- _Source data_:
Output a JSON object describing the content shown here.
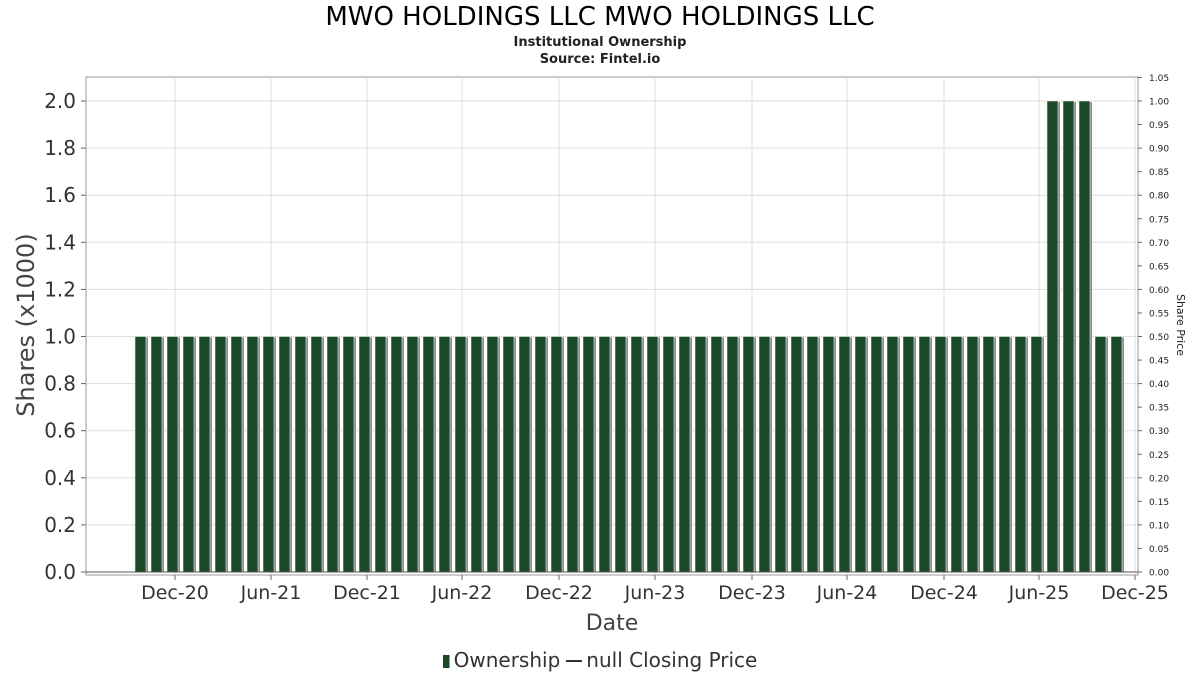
{
  "chart_data": {
    "type": "bar",
    "title": "MWO HOLDINGS LLC MWO HOLDINGS LLC",
    "subtitle1": "Institutional Ownership",
    "subtitle2": "Source: Fintel.io",
    "xlabel": "Date",
    "ylabel": "Shares (x1000)",
    "y2label": "Share Price",
    "ylim": [
      0,
      2.1
    ],
    "y2lim": [
      0,
      1.05
    ],
    "yticks": [
      "0.0",
      "0.2",
      "0.4",
      "0.6",
      "0.8",
      "1.0",
      "1.2",
      "1.4",
      "1.6",
      "1.8",
      "2.0"
    ],
    "y2ticks": [
      "0.00",
      "0.05",
      "0.10",
      "0.15",
      "0.20",
      "0.25",
      "0.30",
      "0.35",
      "0.40",
      "0.45",
      "0.50",
      "0.55",
      "0.60",
      "0.65",
      "0.70",
      "0.75",
      "0.80",
      "0.85",
      "0.90",
      "0.95",
      "1.00",
      "1.05"
    ],
    "xticks": [
      "Dec-20",
      "Jun-21",
      "Dec-21",
      "Jun-22",
      "Dec-22",
      "Jun-23",
      "Dec-23",
      "Jun-24",
      "Dec-24",
      "Jun-25",
      "Dec-25"
    ],
    "grid": true,
    "legend_position": "bottom",
    "colors": {
      "bar": "#1a4a28",
      "bar_shadow": "#8a8a8a",
      "grid": "#dddddd"
    },
    "series": [
      {
        "name": "Ownership",
        "values": [
          1,
          1,
          1,
          1,
          1,
          1,
          1,
          1,
          1,
          1,
          1,
          1,
          1,
          1,
          1,
          1,
          1,
          1,
          1,
          1,
          1,
          1,
          1,
          1,
          1,
          1,
          1,
          1,
          1,
          1,
          1,
          1,
          1,
          1,
          1,
          1,
          1,
          1,
          1,
          1,
          1,
          1,
          1,
          1,
          1,
          1,
          1,
          1,
          1,
          1,
          1,
          1,
          1,
          1,
          1,
          1,
          1,
          2,
          2,
          2,
          1,
          1
        ]
      }
    ],
    "legend": [
      "Ownership",
      "null Closing Price"
    ]
  }
}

- _Short exercise_: Restate the whole listing above exactly, except for its images.

- _Solved problem_:
Output a JSON object describing the content shown here.
{
  "chart_data": {
    "type": "bar",
    "title": "MWO HOLDINGS LLC MWO HOLDINGS LLC",
    "subtitle1": "Institutional Ownership",
    "subtitle2": "Source: Fintel.io",
    "xlabel": "Date",
    "ylabel": "Shares (x1000)",
    "y2label": "Share Price",
    "ylim": [
      0,
      2.1
    ],
    "y2lim": [
      0,
      1.05
    ],
    "yticks": [
      "0.0",
      "0.2",
      "0.4",
      "0.6",
      "0.8",
      "1.0",
      "1.2",
      "1.4",
      "1.6",
      "1.8",
      "2.0"
    ],
    "y2ticks": [
      "0.00",
      "0.05",
      "0.10",
      "0.15",
      "0.20",
      "0.25",
      "0.30",
      "0.35",
      "0.40",
      "0.45",
      "0.50",
      "0.55",
      "0.60",
      "0.65",
      "0.70",
      "0.75",
      "0.80",
      "0.85",
      "0.90",
      "0.95",
      "1.00",
      "1.05"
    ],
    "xticks": [
      "Dec-20",
      "Jun-21",
      "Dec-21",
      "Jun-22",
      "Dec-22",
      "Jun-23",
      "Dec-23",
      "Jun-24",
      "Dec-24",
      "Jun-25",
      "Dec-25"
    ],
    "grid": true,
    "legend_position": "bottom",
    "colors": {
      "bar": "#1a4a28",
      "bar_shadow": "#8a8a8a",
      "grid": "#dddddd"
    },
    "series": [
      {
        "name": "Ownership",
        "values": [
          1,
          1,
          1,
          1,
          1,
          1,
          1,
          1,
          1,
          1,
          1,
          1,
          1,
          1,
          1,
          1,
          1,
          1,
          1,
          1,
          1,
          1,
          1,
          1,
          1,
          1,
          1,
          1,
          1,
          1,
          1,
          1,
          1,
          1,
          1,
          1,
          1,
          1,
          1,
          1,
          1,
          1,
          1,
          1,
          1,
          1,
          1,
          1,
          1,
          1,
          1,
          1,
          1,
          1,
          1,
          1,
          1,
          2,
          2,
          2,
          1,
          1
        ]
      }
    ],
    "legend": [
      "Ownership",
      "null Closing Price"
    ]
  }
}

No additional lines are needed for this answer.